**Problem to solve:** Retype each entry below, keeping every character the same.

[Entries from a dataset]
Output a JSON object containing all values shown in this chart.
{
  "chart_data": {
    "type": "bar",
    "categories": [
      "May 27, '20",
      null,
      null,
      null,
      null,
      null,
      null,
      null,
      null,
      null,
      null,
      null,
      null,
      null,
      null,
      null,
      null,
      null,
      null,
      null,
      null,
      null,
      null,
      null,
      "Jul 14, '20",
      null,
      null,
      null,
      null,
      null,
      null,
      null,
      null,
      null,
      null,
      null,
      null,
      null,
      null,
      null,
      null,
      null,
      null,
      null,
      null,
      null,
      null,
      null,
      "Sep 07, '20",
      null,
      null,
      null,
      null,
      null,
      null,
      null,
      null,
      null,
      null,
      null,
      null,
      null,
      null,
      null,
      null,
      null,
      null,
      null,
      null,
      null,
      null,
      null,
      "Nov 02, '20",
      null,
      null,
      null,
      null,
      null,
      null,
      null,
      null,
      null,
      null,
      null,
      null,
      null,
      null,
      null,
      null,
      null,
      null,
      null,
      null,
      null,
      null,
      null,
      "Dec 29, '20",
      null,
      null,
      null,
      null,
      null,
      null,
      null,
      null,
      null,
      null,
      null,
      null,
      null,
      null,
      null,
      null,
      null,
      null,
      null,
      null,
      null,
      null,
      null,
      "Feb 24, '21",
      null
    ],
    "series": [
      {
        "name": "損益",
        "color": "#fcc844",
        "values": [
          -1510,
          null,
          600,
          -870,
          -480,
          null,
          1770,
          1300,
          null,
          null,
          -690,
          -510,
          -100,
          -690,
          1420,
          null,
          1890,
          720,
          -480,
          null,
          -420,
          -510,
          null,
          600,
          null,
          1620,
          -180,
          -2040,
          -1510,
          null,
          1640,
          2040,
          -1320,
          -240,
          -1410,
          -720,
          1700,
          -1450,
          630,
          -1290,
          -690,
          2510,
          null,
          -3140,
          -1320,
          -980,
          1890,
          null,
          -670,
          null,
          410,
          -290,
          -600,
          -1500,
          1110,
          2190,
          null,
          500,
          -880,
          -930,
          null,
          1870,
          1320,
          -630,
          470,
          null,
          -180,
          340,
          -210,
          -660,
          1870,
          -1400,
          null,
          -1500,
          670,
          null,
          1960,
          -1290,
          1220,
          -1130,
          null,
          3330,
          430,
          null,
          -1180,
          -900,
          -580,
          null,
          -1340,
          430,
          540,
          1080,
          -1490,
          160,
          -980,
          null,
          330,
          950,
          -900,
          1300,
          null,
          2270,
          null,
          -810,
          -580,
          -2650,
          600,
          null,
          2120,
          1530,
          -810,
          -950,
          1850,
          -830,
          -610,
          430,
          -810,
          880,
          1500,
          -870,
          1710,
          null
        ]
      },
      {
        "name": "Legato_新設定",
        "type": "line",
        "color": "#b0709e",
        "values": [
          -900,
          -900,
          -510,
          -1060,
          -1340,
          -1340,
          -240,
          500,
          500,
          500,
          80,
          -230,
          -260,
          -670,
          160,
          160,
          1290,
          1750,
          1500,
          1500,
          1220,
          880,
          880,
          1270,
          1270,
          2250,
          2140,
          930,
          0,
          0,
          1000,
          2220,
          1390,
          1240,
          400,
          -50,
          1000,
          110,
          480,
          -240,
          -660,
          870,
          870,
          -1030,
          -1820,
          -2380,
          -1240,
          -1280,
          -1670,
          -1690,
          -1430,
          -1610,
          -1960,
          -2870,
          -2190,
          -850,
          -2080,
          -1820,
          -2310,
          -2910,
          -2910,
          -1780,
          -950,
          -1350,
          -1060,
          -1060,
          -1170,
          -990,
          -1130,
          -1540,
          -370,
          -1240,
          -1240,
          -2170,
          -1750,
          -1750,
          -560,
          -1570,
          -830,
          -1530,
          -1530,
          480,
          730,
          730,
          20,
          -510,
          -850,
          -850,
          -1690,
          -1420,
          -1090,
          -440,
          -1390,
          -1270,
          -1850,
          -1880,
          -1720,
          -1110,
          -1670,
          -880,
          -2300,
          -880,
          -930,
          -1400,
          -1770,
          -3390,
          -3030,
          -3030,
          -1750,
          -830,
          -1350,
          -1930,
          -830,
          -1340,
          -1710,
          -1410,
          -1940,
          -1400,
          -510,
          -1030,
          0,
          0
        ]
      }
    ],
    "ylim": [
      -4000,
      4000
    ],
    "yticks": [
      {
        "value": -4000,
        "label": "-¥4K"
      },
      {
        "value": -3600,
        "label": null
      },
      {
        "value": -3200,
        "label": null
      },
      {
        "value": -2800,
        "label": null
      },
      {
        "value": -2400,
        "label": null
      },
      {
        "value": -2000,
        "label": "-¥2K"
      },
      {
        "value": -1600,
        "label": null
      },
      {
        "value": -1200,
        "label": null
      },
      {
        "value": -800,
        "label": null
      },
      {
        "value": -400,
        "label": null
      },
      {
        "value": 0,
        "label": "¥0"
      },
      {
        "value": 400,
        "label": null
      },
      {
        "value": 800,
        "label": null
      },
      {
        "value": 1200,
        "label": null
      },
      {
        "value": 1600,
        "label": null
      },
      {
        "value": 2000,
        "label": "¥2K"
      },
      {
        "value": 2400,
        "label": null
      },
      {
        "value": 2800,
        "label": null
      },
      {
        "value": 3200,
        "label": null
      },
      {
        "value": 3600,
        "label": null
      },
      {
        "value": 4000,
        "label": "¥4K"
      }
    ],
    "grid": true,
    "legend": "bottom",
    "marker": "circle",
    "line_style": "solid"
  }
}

**Final result:**
Output a JSON object containing all values shown in this chart.
{
  "chart_data": {
    "type": "bar",
    "categories": [
      "May 27, '20",
      null,
      null,
      null,
      null,
      null,
      null,
      null,
      null,
      null,
      null,
      null,
      null,
      null,
      null,
      null,
      null,
      null,
      null,
      null,
      null,
      null,
      null,
      null,
      "Jul 14, '20",
      null,
      null,
      null,
      null,
      null,
      null,
      null,
      null,
      null,
      null,
      null,
      null,
      null,
      null,
      null,
      null,
      null,
      null,
      null,
      null,
      null,
      null,
      null,
      "Sep 07, '20",
      null,
      null,
      null,
      null,
      null,
      null,
      null,
      null,
      null,
      null,
      null,
      null,
      null,
      null,
      null,
      null,
      null,
      null,
      null,
      null,
      null,
      null,
      null,
      "Nov 02, '20",
      null,
      null,
      null,
      null,
      null,
      null,
      null,
      null,
      null,
      null,
      null,
      null,
      null,
      null,
      null,
      null,
      null,
      null,
      null,
      null,
      null,
      null,
      null,
      "Dec 29, '20",
      null,
      null,
      null,
      null,
      null,
      null,
      null,
      null,
      null,
      null,
      null,
      null,
      null,
      null,
      null,
      null,
      null,
      null,
      null,
      null,
      null,
      null,
      null,
      "Feb 24, '21",
      null
    ],
    "series": [
      {
        "name": "損益",
        "color": "#fcc844",
        "values": [
          -1510,
          null,
          600,
          -870,
          -480,
          null,
          1770,
          1300,
          null,
          null,
          -690,
          -510,
          -100,
          -690,
          1420,
          null,
          1890,
          720,
          -480,
          null,
          -420,
          -510,
          null,
          600,
          null,
          1620,
          -180,
          -2040,
          -1510,
          null,
          1640,
          2040,
          -1320,
          -240,
          -1410,
          -720,
          1700,
          -1450,
          630,
          -1290,
          -690,
          2510,
          null,
          -3140,
          -1320,
          -980,
          1890,
          null,
          -670,
          null,
          410,
          -290,
          -600,
          -1500,
          1110,
          2190,
          null,
          500,
          -880,
          -930,
          null,
          1870,
          1320,
          -630,
          470,
          null,
          -180,
          340,
          -210,
          -660,
          1870,
          -1400,
          null,
          -1500,
          670,
          null,
          1960,
          -1290,
          1220,
          -1130,
          null,
          3330,
          430,
          null,
          -1180,
          -900,
          -580,
          null,
          -1340,
          430,
          540,
          1080,
          -1490,
          160,
          -980,
          null,
          330,
          950,
          -900,
          1300,
          null,
          2270,
          null,
          -810,
          -580,
          -2650,
          600,
          null,
          2120,
          1530,
          -810,
          -950,
          1850,
          -830,
          -610,
          430,
          -810,
          880,
          1500,
          -870,
          1710,
          null
        ]
      },
      {
        "name": "Legato_新設定",
        "type": "line",
        "color": "#b0709e",
        "values": [
          -900,
          -900,
          -510,
          -1060,
          -1340,
          -1340,
          -240,
          500,
          500,
          500,
          80,
          -230,
          -260,
          -670,
          160,
          160,
          1290,
          1750,
          1500,
          1500,
          1220,
          880,
          880,
          1270,
          1270,
          2250,
          2140,
          930,
          0,
          0,
          1000,
          2220,
          1390,
          1240,
          400,
          -50,
          1000,
          110,
          480,
          -240,
          -660,
          870,
          870,
          -1030,
          -1820,
          -2380,
          -1240,
          -1280,
          -1670,
          -1690,
          -1430,
          -1610,
          -1960,
          -2870,
          -2190,
          -850,
          -2080,
          -1820,
          -2310,
          -2910,
          -2910,
          -1780,
          -950,
          -1350,
          -1060,
          -1060,
          -1170,
          -990,
          -1130,
          -1540,
          -370,
          -1240,
          -1240,
          -2170,
          -1750,
          -1750,
          -560,
          -1570,
          -830,
          -1530,
          -1530,
          480,
          730,
          730,
          20,
          -510,
          -850,
          -850,
          -1690,
          -1420,
          -1090,
          -440,
          -1390,
          -1270,
          -1850,
          -1880,
          -1720,
          -1110,
          -1670,
          -880,
          -2300,
          -880,
          -930,
          -1400,
          -1770,
          -3390,
          -3030,
          -3030,
          -1750,
          -830,
          -1350,
          -1930,
          -830,
          -1340,
          -1710,
          -1410,
          -1940,
          -1400,
          -510,
          -1030,
          0,
          0
        ]
      }
    ],
    "ylim": [
      -4000,
      4000
    ],
    "yticks": [
      {
        "value": -4000,
        "label": "-¥4K"
      },
      {
        "value": -3600,
        "label": null
      },
      {
        "value": -3200,
        "label": null
      },
      {
        "value": -2800,
        "label": null
      },
      {
        "value": -2400,
        "label": null
      },
      {
        "value": -2000,
        "label": "-¥2K"
      },
      {
        "value": -1600,
        "label": null
      },
      {
        "value": -1200,
        "label": null
      },
      {
        "value": -800,
        "label": null
      },
      {
        "value": -400,
        "label": null
      },
      {
        "value": 0,
        "label": "¥0"
      },
      {
        "value": 400,
        "label": null
      },
      {
        "value": 800,
        "label": null
      },
      {
        "value": 1200,
        "label": null
      },
      {
        "value": 1600,
        "label": null
      },
      {
        "value": 2000,
        "label": "¥2K"
      },
      {
        "value": 2400,
        "label": null
      },
      {
        "value": 2800,
        "label": null
      },
      {
        "value": 3200,
        "label": null
      },
      {
        "value": 3600,
        "label": null
      },
      {
        "value": 4000,
        "label": "¥4K"
      }
    ],
    "grid": true,
    "legend": "bottom",
    "marker": "circle",
    "line_style": "solid"
  }
}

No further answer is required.